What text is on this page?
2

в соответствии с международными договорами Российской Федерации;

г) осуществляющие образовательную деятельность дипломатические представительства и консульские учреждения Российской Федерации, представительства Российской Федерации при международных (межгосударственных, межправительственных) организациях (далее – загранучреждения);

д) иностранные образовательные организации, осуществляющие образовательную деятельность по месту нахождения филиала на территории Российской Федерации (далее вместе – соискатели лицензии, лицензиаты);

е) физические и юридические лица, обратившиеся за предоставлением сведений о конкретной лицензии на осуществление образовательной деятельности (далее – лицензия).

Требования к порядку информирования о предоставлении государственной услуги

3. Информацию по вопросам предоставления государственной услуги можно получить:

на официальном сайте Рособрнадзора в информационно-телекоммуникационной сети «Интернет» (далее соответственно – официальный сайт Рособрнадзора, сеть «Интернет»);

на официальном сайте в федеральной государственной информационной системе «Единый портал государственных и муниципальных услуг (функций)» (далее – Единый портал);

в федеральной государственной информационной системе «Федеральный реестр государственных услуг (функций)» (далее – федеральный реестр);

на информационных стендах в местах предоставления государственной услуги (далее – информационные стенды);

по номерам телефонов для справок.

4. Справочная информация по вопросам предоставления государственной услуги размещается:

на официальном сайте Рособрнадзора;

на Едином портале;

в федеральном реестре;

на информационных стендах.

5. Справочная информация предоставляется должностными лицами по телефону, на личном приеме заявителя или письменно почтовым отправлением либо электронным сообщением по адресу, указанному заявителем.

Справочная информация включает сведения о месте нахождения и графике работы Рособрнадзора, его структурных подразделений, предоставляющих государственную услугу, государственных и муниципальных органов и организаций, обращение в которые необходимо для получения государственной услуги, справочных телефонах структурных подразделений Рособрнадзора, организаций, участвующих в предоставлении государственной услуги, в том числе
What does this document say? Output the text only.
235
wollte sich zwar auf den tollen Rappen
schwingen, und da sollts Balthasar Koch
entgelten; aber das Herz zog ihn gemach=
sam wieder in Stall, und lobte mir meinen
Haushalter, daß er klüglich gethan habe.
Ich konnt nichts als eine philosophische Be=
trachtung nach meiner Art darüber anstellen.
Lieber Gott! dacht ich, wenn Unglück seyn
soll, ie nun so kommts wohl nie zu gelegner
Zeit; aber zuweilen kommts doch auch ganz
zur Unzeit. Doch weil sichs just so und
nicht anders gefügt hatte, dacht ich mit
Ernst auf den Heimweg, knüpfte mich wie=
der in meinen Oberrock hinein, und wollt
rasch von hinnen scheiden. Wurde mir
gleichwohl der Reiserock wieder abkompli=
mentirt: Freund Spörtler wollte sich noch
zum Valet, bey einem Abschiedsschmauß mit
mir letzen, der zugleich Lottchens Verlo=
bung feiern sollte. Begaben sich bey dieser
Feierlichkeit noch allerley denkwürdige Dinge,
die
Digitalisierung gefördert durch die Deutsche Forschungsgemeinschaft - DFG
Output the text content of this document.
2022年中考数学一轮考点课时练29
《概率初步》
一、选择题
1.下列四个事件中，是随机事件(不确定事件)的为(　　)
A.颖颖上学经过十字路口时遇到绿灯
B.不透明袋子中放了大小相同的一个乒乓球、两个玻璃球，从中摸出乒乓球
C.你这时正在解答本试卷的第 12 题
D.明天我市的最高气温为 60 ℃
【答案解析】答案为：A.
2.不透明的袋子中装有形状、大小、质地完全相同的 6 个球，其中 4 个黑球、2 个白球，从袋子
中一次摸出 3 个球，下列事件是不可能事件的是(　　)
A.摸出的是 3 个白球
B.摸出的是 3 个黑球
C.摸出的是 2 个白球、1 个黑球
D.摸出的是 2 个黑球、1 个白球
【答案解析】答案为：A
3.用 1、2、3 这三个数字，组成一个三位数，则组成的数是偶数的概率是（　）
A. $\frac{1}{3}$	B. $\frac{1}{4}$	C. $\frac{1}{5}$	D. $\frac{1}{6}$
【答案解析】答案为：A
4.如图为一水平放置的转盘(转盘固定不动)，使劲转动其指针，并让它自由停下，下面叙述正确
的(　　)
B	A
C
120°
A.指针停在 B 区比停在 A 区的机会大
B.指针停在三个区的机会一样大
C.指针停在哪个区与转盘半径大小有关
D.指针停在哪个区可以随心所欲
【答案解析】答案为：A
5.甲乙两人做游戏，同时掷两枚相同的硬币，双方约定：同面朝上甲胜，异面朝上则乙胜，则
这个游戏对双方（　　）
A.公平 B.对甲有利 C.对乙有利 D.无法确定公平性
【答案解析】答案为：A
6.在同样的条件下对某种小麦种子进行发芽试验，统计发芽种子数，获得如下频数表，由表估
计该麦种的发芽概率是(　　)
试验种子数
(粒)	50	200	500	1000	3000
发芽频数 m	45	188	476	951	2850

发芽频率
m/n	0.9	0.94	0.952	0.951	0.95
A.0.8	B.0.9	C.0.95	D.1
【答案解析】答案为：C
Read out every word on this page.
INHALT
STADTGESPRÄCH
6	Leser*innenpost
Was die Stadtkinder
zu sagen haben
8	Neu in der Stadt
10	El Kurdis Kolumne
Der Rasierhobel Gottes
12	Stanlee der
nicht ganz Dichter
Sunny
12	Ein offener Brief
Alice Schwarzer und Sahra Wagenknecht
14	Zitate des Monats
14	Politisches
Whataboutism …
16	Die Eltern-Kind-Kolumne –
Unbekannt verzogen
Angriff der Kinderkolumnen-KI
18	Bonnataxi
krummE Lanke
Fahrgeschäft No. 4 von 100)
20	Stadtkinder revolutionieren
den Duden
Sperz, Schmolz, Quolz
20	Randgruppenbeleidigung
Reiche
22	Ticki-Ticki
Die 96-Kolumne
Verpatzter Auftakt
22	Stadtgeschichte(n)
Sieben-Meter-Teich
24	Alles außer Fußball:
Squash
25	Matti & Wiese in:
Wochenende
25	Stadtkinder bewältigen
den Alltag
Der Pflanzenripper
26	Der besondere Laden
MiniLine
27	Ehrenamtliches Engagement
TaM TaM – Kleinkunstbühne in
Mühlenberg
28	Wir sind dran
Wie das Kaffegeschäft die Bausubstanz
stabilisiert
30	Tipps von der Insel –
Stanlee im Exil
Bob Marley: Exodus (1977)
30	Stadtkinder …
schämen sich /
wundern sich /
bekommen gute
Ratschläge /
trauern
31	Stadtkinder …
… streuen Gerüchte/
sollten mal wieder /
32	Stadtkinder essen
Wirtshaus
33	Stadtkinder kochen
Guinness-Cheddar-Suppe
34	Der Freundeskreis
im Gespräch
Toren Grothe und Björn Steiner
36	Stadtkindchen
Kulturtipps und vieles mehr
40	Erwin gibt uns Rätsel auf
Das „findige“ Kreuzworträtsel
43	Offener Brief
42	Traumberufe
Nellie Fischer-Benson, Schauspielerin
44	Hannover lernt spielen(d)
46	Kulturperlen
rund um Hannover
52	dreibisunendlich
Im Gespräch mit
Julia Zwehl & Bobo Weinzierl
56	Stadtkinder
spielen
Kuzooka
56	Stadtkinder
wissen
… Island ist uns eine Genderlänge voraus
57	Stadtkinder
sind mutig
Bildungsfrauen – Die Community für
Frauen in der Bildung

● ● ● ●

Count every line in the data where the string "dacht" occurs. Give nothing except the number.

ANSWER FOR THE TASK –
2